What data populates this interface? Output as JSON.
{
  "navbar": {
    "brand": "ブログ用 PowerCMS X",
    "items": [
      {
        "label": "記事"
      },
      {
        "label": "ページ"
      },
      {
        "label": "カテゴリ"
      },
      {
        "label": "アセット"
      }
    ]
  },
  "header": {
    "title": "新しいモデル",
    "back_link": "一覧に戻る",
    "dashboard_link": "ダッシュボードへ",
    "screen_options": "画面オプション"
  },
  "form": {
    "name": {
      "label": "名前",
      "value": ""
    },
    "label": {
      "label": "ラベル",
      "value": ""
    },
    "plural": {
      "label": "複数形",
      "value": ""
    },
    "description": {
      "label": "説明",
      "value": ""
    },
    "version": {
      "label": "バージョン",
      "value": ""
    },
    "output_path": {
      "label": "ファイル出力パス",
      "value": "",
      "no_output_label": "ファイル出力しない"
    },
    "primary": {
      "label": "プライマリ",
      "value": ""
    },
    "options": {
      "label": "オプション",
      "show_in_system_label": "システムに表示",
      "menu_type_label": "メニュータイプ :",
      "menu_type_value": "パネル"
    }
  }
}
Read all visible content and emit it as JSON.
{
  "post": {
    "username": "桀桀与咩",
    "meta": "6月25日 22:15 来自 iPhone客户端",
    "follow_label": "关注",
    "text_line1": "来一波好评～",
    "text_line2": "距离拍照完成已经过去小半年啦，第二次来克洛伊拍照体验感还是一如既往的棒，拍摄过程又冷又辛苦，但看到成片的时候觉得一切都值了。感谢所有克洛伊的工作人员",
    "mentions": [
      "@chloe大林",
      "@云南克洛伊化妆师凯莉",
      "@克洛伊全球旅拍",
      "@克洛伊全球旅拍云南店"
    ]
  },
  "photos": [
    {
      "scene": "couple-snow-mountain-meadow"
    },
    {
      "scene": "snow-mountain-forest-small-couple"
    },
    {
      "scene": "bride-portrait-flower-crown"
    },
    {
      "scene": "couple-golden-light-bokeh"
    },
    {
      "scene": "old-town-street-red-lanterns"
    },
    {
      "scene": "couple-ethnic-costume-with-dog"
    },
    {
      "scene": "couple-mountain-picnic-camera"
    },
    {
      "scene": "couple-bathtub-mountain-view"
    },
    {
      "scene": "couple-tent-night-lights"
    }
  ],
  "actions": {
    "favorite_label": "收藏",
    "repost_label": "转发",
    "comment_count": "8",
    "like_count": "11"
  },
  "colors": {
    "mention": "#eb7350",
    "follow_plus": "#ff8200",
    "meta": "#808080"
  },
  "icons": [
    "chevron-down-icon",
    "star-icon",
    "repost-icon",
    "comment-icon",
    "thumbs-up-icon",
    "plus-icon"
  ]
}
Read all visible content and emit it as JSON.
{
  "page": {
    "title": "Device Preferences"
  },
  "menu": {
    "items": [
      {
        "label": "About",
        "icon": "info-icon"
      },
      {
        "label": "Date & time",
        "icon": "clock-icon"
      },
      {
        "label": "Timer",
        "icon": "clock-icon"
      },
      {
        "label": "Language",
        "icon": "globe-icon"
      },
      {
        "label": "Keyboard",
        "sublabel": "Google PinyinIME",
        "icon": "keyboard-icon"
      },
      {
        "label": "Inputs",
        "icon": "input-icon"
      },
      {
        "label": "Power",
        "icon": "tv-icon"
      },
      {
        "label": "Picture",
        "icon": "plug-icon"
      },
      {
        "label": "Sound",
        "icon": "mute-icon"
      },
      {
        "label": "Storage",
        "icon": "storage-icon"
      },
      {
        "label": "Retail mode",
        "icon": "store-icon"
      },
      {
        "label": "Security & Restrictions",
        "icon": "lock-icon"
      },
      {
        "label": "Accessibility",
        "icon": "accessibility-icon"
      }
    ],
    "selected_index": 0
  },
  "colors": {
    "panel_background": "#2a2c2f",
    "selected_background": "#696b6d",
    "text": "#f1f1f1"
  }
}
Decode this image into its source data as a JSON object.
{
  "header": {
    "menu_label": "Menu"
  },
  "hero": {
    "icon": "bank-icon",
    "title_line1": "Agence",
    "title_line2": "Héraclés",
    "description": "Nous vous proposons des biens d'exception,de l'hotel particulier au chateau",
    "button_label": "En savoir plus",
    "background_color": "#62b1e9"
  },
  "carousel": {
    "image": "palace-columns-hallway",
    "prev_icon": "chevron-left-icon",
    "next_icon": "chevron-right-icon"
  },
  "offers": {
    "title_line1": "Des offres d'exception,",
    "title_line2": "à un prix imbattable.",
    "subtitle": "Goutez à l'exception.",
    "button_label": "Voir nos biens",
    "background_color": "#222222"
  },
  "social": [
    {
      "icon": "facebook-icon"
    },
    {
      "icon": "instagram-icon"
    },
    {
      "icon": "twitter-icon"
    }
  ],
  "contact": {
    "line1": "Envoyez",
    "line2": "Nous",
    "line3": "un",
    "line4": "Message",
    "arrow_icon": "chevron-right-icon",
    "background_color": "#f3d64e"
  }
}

◆ ◆ ◆ ◆ ◆

REQUIRED TASK => Return solely the number of lines in the data that include the word "image".

RESPONSE BELOW => 2